Are there alternative solutions, and have their pros and cons been analyzed?
2. Define the boundary of “refactor completed”
When a refactor is decided, set clear, quantifiable goals or testable criteria. Without a precise definition, the team cannot know when the work is done. For example, a performance‑optimization effort should specify a target improvement (e.g., 10% latency reduction) and how it will be measured.
Checklist:
Can the refactor’s goal be quantified or tested?
What are the acceptance criteria, and have business owners approved them?
3. Incremental (progressive) refactoring
Apply fast iteration, continuous delivery, and early feedback to the refactor itself. Break the work into small, deployable steps that can be evaluated quickly. If the architecture change is too large to be incremental, consider building a copy of the system, refactoring it, and then migrating data and traffic after thorough testing.
Checklist:
Can the refactor be divided into small iterations with rapid feedback?
Is the progress regularly demonstrated to business stakeholders?
4. Determine the current architecture state
Before starting, the team must understand the existing architecture, its original intent, and the decisions that led to it. Without this baseline, teams risk making changes that conflict with hidden constraints, leading to rework.
Checklist:
Do you know the current design, its rationale, and previous choices?

Annotated element entries:
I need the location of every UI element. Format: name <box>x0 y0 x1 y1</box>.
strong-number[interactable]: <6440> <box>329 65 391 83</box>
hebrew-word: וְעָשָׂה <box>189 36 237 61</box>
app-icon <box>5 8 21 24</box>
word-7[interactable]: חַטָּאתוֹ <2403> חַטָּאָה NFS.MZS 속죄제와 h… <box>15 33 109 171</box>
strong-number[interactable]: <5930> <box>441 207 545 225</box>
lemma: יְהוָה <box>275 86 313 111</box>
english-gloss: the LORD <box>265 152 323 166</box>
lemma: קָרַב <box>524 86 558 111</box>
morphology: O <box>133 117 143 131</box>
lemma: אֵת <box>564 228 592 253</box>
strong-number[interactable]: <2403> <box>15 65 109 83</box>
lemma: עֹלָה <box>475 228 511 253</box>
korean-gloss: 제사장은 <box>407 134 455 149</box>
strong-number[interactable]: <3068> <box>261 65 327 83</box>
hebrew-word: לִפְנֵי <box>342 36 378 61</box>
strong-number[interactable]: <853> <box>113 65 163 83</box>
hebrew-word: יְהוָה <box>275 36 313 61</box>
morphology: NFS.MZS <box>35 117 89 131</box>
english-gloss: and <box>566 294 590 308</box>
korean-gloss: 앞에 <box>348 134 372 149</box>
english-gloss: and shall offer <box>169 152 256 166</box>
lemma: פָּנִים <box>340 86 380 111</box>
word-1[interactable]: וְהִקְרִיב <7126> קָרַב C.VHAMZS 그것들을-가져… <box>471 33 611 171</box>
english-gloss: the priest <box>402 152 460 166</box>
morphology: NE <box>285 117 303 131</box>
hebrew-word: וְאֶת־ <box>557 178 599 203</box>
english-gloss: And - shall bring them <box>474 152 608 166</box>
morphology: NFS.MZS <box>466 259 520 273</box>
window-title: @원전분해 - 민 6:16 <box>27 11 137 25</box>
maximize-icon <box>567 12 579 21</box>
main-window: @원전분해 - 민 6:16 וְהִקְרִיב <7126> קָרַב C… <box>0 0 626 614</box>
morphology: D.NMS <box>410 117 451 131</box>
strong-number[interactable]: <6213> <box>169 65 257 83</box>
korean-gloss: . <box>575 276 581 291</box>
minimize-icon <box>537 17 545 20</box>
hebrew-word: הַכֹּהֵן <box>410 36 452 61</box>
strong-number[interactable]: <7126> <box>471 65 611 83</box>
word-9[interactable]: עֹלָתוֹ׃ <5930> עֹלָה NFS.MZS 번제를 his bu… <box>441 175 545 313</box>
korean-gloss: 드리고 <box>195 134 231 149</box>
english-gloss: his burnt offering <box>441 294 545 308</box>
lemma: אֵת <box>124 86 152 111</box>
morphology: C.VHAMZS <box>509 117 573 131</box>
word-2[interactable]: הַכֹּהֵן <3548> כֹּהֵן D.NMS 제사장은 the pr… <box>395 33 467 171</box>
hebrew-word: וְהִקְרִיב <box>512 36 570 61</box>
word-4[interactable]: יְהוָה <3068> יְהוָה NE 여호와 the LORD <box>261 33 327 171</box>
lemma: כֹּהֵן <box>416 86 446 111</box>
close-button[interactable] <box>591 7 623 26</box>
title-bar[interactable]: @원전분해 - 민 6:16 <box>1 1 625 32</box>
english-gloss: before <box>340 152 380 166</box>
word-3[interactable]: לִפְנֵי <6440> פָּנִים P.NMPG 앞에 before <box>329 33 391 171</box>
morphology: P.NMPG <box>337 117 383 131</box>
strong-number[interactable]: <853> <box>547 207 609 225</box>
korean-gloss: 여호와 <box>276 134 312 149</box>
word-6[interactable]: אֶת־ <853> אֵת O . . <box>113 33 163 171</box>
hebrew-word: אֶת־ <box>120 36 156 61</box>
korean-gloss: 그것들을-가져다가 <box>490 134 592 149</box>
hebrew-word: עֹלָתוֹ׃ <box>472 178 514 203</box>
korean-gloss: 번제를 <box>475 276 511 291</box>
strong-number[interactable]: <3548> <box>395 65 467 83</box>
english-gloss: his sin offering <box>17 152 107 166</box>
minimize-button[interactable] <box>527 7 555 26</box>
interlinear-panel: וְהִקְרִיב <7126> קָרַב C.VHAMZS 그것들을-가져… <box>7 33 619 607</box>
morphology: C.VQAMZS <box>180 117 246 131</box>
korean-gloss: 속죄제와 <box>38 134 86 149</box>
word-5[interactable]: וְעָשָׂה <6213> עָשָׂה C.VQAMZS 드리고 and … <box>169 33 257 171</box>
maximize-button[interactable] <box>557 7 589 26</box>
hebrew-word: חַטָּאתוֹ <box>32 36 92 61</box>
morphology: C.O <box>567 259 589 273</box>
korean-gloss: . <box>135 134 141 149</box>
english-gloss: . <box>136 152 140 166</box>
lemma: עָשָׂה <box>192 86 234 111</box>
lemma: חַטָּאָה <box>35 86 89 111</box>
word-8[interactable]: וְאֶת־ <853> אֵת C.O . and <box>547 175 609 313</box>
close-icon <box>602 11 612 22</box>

§ What to work on
a - In the refactoring guide, list every question that appears under a "Checklist:" heading.
b - Carry on the refactoring guide from its final checklist question.

§ In response
a -
- Can the refactor's goal be quantified or tested?
- What are the acceptance criteria, and have business owners approved them?
- Can the refactor be divided into small iterations with rapid feedback?
- Is the progress regularly demonstrated to business stakeholders?
- Do you know the current design, its rationale, and previous choices?

b -
Can you establish a baseline for measuring improvement?
5. Do not ignore data
Data flows are the core of any business system. Refactoring must consider data requirements, storage, processing, and analysis impacts. Use real data to validate the effectiveness of the new architecture.
Checklist:
Are business data requirements reflected in the refactor design?
Can actual data be used to verify the refactor’s impact?
6. Manage technical debt
Architecture refactoring often aims to repay technical debt, but new debt should not be created in the process. Treat technical debt like credit‑card interest: it accumulates cost if not managed. Cultivate a culture of design quality, encourage regular refactoring, and allocate time for debt repayment and review.
Checklist:
Does the team track technical debt and have a memo system?
Are there regular training and review mechanisms for technical debt?